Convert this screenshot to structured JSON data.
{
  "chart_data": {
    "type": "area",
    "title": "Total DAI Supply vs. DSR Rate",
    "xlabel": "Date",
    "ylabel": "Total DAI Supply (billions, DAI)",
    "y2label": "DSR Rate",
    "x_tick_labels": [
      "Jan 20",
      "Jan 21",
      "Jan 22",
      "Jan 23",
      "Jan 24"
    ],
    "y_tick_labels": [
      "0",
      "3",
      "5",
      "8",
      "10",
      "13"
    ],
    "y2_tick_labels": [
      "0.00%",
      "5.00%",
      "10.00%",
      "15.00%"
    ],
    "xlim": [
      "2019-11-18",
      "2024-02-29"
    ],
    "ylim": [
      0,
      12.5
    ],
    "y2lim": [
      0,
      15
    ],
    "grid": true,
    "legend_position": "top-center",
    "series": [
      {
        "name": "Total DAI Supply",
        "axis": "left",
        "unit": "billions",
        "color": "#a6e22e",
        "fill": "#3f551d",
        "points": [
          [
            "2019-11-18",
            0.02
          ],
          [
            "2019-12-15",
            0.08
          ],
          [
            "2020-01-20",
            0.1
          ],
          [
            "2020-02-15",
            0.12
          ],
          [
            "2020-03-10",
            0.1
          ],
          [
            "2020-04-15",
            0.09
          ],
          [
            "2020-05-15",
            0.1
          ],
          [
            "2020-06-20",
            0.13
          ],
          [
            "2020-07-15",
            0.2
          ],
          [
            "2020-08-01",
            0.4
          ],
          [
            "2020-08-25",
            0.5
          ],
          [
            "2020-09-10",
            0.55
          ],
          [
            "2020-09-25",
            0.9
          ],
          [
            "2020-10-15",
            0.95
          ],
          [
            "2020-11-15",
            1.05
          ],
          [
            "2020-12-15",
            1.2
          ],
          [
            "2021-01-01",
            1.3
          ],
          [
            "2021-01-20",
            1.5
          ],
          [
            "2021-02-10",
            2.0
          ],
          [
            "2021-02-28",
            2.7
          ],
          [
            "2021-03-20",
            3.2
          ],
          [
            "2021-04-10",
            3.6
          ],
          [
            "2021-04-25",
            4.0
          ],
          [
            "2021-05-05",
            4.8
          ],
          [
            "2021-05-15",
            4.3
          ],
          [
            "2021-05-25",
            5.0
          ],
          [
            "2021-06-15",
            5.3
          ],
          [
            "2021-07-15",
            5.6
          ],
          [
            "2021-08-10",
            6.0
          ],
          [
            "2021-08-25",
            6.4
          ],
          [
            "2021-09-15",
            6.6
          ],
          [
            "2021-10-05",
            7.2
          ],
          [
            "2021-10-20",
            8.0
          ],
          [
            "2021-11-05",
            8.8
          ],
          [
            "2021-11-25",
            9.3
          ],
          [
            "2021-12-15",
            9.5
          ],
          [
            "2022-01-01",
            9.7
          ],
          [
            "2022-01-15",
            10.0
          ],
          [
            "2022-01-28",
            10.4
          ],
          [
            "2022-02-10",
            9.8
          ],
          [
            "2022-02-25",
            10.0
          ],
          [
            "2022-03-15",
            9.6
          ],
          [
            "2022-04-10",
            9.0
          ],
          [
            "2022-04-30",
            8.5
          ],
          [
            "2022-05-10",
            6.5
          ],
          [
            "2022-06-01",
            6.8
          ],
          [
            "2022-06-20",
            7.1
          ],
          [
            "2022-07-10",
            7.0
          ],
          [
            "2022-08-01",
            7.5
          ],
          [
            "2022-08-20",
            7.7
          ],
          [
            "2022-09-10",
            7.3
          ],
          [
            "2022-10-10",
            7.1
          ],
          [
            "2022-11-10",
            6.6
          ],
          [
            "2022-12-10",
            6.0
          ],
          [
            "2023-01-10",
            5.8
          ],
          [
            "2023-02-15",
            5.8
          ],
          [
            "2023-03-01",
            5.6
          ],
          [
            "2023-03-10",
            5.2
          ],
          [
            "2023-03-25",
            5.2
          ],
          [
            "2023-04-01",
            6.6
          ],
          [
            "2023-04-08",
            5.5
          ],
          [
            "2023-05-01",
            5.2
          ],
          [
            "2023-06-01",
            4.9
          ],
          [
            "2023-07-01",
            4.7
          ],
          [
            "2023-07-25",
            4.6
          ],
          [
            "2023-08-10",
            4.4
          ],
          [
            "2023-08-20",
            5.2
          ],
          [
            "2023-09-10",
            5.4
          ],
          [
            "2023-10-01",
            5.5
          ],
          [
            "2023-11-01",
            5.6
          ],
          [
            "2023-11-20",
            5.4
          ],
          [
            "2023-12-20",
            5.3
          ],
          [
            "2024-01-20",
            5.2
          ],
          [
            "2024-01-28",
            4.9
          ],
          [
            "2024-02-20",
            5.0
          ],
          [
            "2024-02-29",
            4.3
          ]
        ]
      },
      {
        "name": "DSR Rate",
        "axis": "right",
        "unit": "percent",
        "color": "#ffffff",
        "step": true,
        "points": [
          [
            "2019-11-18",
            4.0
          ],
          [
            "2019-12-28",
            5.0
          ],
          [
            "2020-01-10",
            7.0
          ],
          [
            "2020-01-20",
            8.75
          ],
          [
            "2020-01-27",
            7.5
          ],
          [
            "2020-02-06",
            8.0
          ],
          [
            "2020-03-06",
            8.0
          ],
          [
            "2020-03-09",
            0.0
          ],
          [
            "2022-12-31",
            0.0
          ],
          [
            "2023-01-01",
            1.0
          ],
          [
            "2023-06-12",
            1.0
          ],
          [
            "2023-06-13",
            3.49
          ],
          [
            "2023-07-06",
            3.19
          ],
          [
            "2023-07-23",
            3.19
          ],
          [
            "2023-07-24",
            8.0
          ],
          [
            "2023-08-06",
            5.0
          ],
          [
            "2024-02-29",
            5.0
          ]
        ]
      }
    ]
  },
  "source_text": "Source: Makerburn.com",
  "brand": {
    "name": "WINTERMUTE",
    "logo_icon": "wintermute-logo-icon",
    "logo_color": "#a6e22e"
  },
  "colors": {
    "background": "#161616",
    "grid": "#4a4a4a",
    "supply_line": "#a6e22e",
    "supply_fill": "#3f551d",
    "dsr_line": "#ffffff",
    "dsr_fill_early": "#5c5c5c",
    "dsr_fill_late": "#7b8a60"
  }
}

**Set problem:** Return all of the entries word for word.

**Response for this exercise:**
Convert this screenshot to structured JSON data.
{
  "chart_data": {
    "type": "area",
    "title": "Total DAI Supply vs. DSR Rate",
    "xlabel": "Date",
    "ylabel": "Total DAI Supply (billions, DAI)",
    "y2label": "DSR Rate",
    "x_tick_labels": [
      "Jan 20",
      "Jan 21",
      "Jan 22",
      "Jan 23",
      "Jan 24"
    ],
    "y_tick_labels": [
      "0",
      "3",
      "5",
      "8",
      "10",
      "13"
    ],
    "y2_tick_labels": [
      "0.00%",
      "5.00%",
      "10.00%",
      "15.00%"
    ],
    "xlim": [
      "2019-11-18",
      "2024-02-29"
    ],
    "ylim": [
      0,
      12.5
    ],
    "y2lim": [
      0,
      15
    ],
    "grid": true,
    "legend_position": "top-center",
    "series": [
      {
        "name": "Total DAI Supply",
        "axis": "left",
        "unit": "billions",
        "color": "#a6e22e",
        "fill": "#3f551d",
        "points": [
          [
            "2019-11-18",
            0.02
          ],
          [
            "2019-12-15",
            0.08
          ],
          [
            "2020-01-20",
            0.1
          ],
          [
            "2020-02-15",
            0.12
          ],
          [
            "2020-03-10",
            0.1
          ],
          [
            "2020-04-15",
            0.09
          ],
          [
            "2020-05-15",
            0.1
          ],
          [
            "2020-06-20",
            0.13
          ],
          [
            "2020-07-15",
            0.2
          ],
          [
            "2020-08-01",
            0.4
          ],
          [
            "2020-08-25",
            0.5
          ],
          [
            "2020-09-10",
            0.55
          ],
          [
            "2020-09-25",
            0.9
          ],
          [
            "2020-10-15",
            0.95
          ],
          [
            "2020-11-15",
            1.05
          ],
          [
            "2020-12-15",
            1.2
          ],
          [
            "2021-01-01",
            1.3
          ],
          [
            "2021-01-20",
            1.5
          ],
          [
            "2021-02-10",
            2.0
          ],
          [
            "2021-02-28",
            2.7
          ],
          [
            "2021-03-20",
            3.2
          ],
          [
            "2021-04-10",
            3.6
          ],
          [
            "2021-04-25",
            4.0
          ],
          [
            "2021-05-05",
            4.8
          ],
          [
            "2021-05-15",
            4.3
          ],
          [
            "2021-05-25",
            5.0
          ],
          [
            "2021-06-15",
            5.3
          ],
          [
            "2021-07-15",
            5.6
          ],
          [
            "2021-08-10",
            6.0
          ],
          [
            "2021-08-25",
            6.4
          ],
          [
            "2021-09-15",
            6.6
          ],
          [
            "2021-10-05",
            7.2
          ],
          [
            "2021-10-20",
            8.0
          ],
          [
            "2021-11-05",
            8.8
          ],
          [
            "2021-11-25",
            9.3
          ],
          [
            "2021-12-15",
            9.5
          ],
          [
            "2022-01-01",
            9.7
          ],
          [
            "2022-01-15",
            10.0
          ],
          [
            "2022-01-28",
            10.4
          ],
          [
            "2022-02-10",
            9.8
          ],
          [
            "2022-02-25",
            10.0
          ],
          [
            "2022-03-15",
            9.6
          ],
          [
            "2022-04-10",
            9.0
          ],
          [
            "2022-04-30",
            8.5
          ],
          [
            "2022-05-10",
            6.5
          ],
          [
            "2022-06-01",
            6.8
          ],
          [
            "2022-06-20",
            7.1
          ],
          [
            "2022-07-10",
            7.0
          ],
          [
            "2022-08-01",
            7.5
          ],
          [
            "2022-08-20",
            7.7
          ],
          [
            "2022-09-10",
            7.3
          ],
          [
            "2022-10-10",
            7.1
          ],
          [
            "2022-11-10",
            6.6
          ],
          [
            "2022-12-10",
            6.0
          ],
          [
            "2023-01-10",
            5.8
          ],
          [
            "2023-02-15",
            5.8
          ],
          [
            "2023-03-01",
            5.6
          ],
          [
            "2023-03-10",
            5.2
          ],
          [
            "2023-03-25",
            5.2
          ],
          [
            "2023-04-01",
            6.6
          ],
          [
            "2023-04-08",
            5.5
          ],
          [
            "2023-05-01",
            5.2
          ],
          [
            "2023-06-01",
            4.9
          ],
          [
            "2023-07-01",
            4.7
          ],
          [
            "2023-07-25",
            4.6
          ],
          [
            "2023-08-10",
            4.4
          ],
          [
            "2023-08-20",
            5.2
          ],
          [
            "2023-09-10",
            5.4
          ],
          [
            "2023-10-01",
            5.5
          ],
          [
            "2023-11-01",
            5.6
          ],
          [
            "2023-11-20",
            5.4
          ],
          [
            "2023-12-20",
            5.3
          ],
          [
            "2024-01-20",
            5.2
          ],
          [
            "2024-01-28",
            4.9
          ],
          [
            "2024-02-20",
            5.0
          ],
          [
            "2024-02-29",
            4.3
          ]
        ]
      },
      {
        "name": "DSR Rate",
        "axis": "right",
        "unit": "percent",
        "color": "#ffffff",
        "step": true,
        "points": [
          [
            "2019-11-18",
            4.0
          ],
          [
            "2019-12-28",
            5.0
          ],
          [
            "2020-01-10",
            7.0
          ],
          [
            "2020-01-20",
            8.75
          ],
          [
            "2020-01-27",
            7.5
          ],
          [
            "2020-02-06",
            8.0
          ],
          [
            "2020-03-06",
            8.0
          ],
          [
            "2020-03-09",
            0.0
          ],
          [
            "2022-12-31",
            0.0
          ],
          [
            "2023-01-01",
            1.0
          ],
          [
            "2023-06-12",
            1.0
          ],
          [
            "2023-06-13",
            3.49
          ],
          [
            "2023-07-06",
            3.19
          ],
          [
            "2023-07-23",
            3.19
          ],
          [
            "2023-07-24",
            8.0
          ],
          [
            "2023-08-06",
            5.0
          ],
          [
            "2024-02-29",
            5.0
          ]
        ]
      }
    ]
  },
  "source_text": "Source: Makerburn.com",
  "brand": {
    "name": "WINTERMUTE",
    "logo_icon": "wintermute-logo-icon",
    "logo_color": "#a6e22e"
  },
  "colors": {
    "background": "#161616",
    "grid": "#4a4a4a",
    "supply_line": "#a6e22e",
    "supply_fill": "#3f551d",
    "dsr_line": "#ffffff",
    "dsr_fill_early": "#5c5c5c",
    "dsr_fill_late": "#7b8a60"
  }
}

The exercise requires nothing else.